▶ **Given task**
Work out the number of lines containing "clips". Answer with nothing but that number.

[start]

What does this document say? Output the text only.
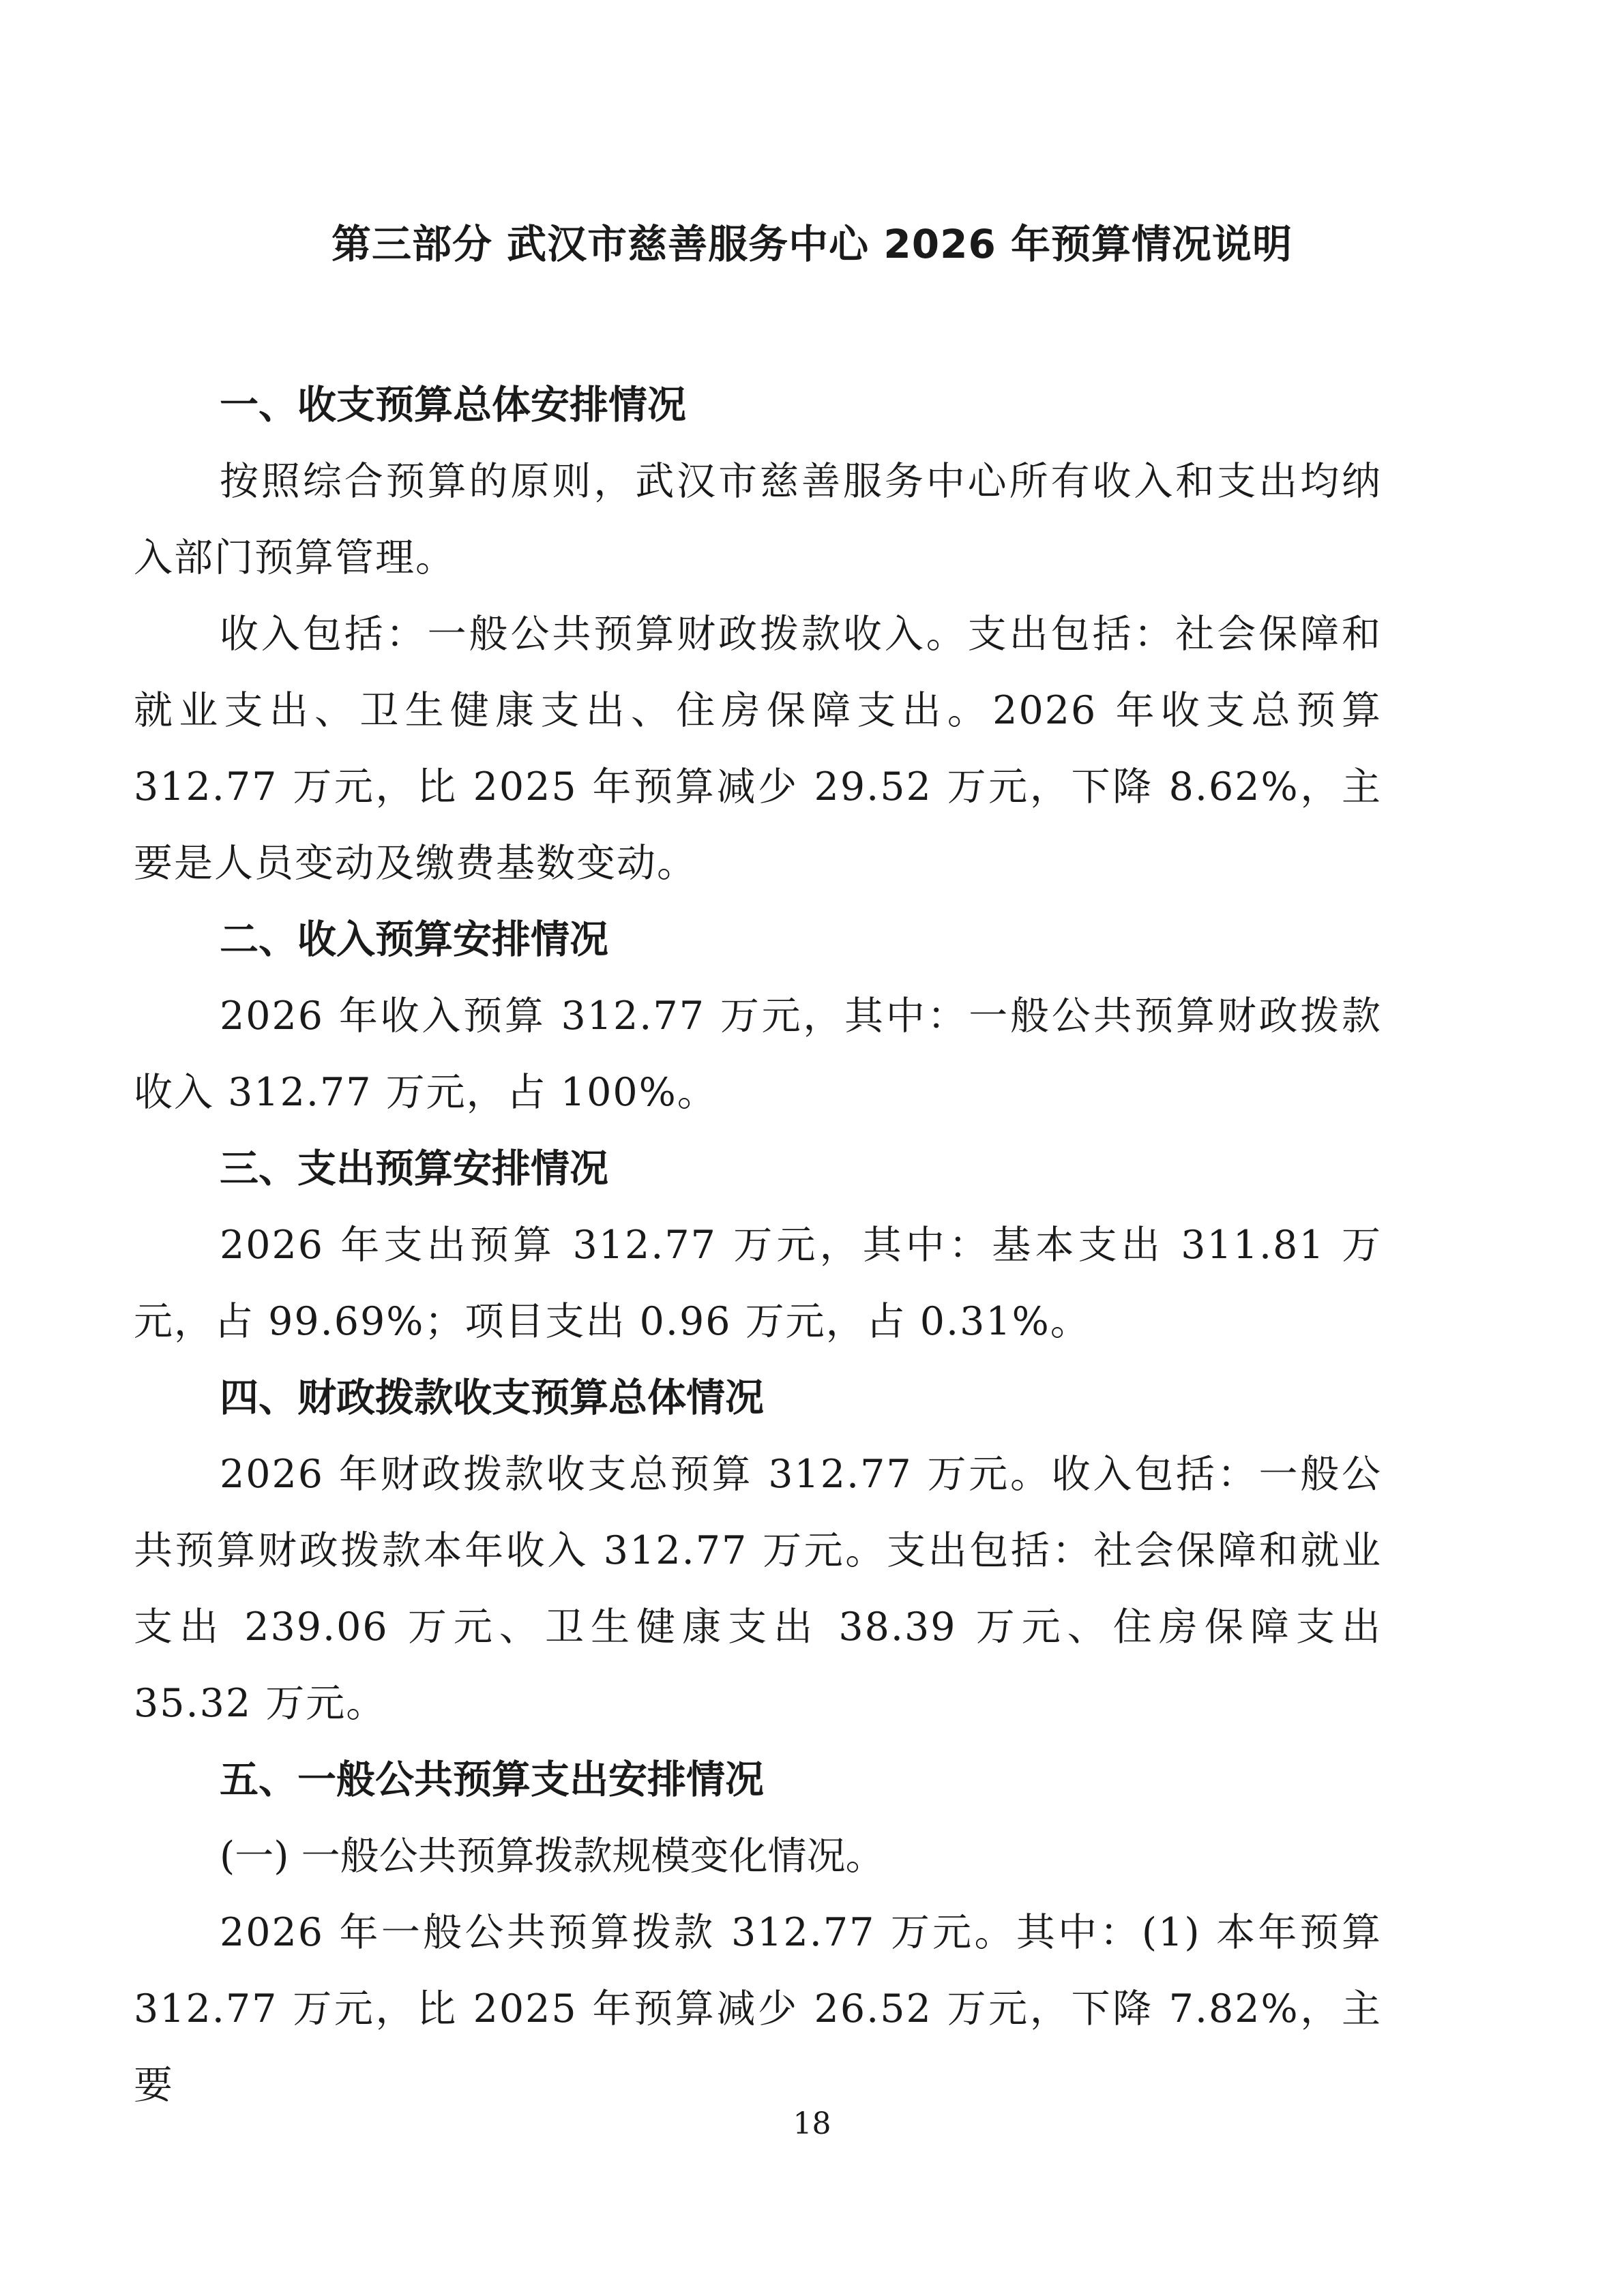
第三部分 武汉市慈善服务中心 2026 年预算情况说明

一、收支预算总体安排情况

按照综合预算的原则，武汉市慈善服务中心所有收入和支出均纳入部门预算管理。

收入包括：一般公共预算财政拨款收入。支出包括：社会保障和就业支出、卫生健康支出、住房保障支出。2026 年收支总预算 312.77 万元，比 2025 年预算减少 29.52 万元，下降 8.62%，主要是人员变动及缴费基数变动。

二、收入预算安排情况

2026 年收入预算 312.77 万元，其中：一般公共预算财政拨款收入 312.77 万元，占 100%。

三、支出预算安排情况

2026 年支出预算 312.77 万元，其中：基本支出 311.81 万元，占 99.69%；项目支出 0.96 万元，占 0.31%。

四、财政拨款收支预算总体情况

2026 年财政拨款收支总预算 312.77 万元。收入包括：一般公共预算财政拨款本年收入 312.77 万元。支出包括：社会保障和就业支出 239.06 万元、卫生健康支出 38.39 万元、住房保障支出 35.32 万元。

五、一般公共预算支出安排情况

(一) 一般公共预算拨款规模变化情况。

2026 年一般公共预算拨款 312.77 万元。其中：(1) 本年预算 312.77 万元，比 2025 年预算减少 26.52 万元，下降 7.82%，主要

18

[end]
[start]

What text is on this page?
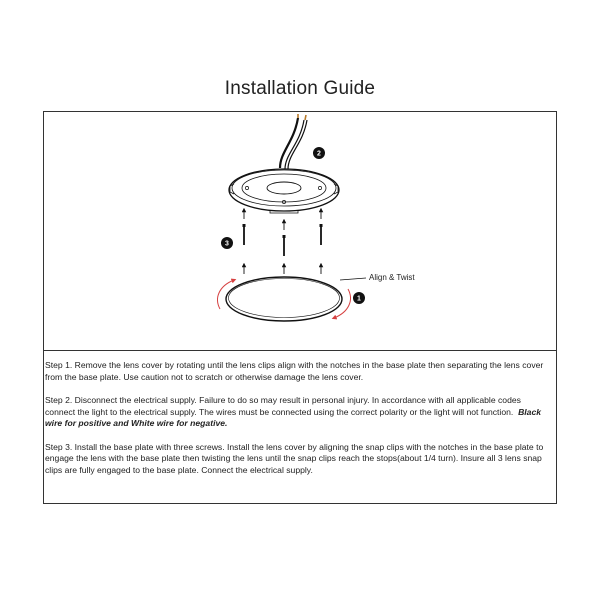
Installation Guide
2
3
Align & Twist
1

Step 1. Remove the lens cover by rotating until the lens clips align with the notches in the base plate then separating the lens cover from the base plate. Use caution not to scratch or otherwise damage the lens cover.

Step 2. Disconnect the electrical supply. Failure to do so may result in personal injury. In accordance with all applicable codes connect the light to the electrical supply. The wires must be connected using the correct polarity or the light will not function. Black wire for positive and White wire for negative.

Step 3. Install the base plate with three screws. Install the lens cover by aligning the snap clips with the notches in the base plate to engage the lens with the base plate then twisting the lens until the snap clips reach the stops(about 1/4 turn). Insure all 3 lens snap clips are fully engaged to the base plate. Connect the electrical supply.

[end]
[start]

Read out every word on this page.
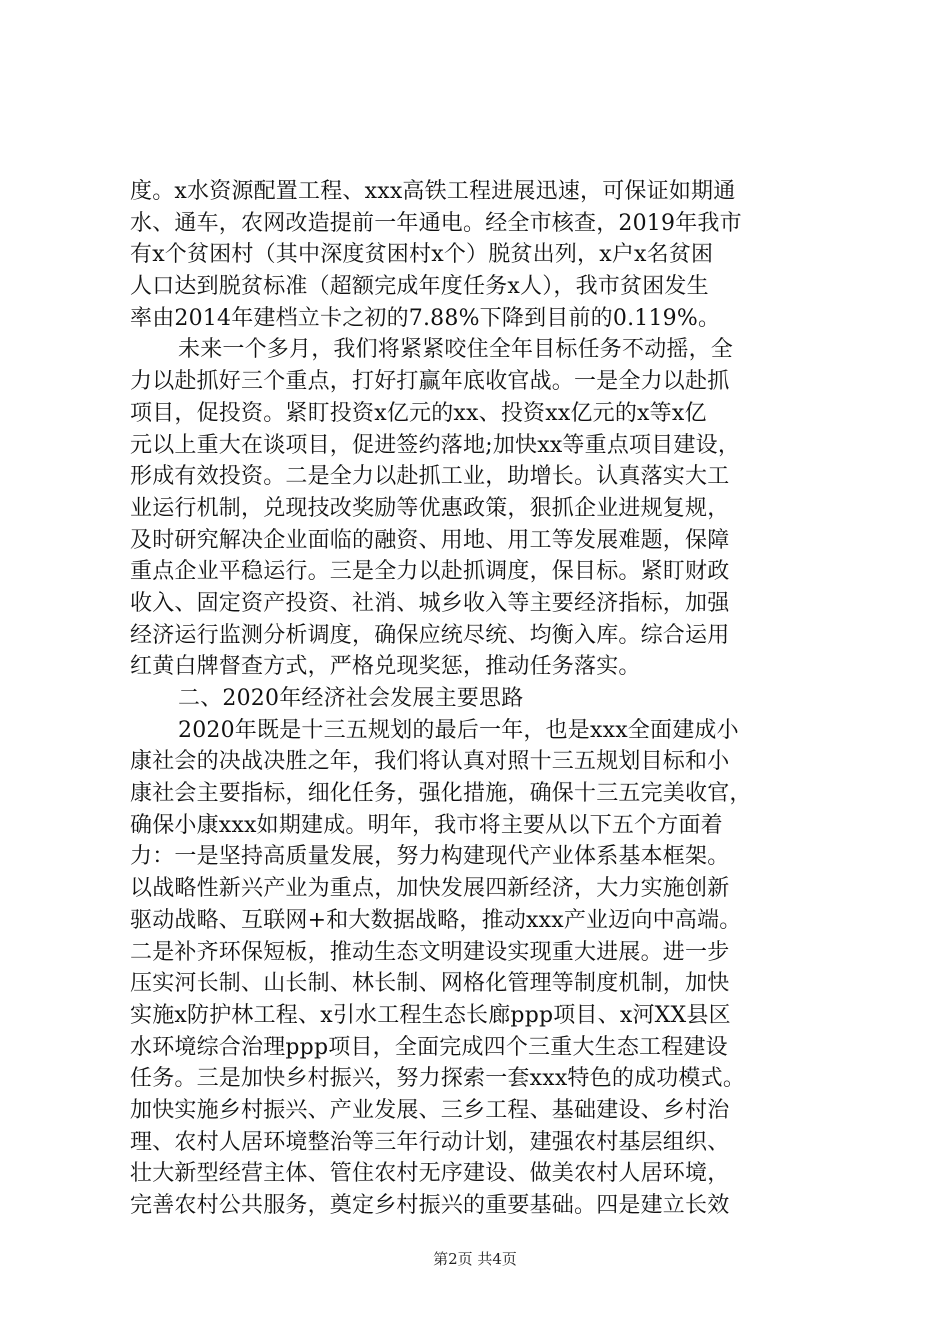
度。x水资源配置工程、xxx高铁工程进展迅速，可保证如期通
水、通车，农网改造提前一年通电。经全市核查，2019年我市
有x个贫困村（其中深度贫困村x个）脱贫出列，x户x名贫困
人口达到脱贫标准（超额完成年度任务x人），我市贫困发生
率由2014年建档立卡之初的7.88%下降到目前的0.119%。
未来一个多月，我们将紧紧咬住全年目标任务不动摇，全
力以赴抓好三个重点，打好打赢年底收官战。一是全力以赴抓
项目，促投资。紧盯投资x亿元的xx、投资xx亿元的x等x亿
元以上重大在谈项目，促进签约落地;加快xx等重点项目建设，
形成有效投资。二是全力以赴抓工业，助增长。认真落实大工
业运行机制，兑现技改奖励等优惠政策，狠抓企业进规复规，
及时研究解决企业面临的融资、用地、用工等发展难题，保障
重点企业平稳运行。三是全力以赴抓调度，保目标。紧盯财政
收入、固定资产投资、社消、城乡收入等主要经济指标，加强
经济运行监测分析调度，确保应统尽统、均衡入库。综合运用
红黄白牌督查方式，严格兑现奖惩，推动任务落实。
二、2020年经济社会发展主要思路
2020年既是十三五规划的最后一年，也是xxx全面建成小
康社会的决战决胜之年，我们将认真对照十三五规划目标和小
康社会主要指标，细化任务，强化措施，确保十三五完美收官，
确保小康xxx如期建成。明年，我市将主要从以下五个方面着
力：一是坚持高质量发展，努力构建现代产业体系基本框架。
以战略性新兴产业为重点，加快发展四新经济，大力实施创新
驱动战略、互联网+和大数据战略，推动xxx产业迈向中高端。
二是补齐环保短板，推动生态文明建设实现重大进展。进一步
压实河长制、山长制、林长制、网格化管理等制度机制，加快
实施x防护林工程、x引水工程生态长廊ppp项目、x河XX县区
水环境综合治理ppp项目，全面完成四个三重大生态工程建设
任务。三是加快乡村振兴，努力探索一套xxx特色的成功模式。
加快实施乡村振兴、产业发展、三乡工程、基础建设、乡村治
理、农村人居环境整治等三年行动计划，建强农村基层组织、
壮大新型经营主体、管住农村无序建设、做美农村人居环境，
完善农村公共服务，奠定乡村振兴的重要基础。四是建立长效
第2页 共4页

[end]

▶ **Response**
2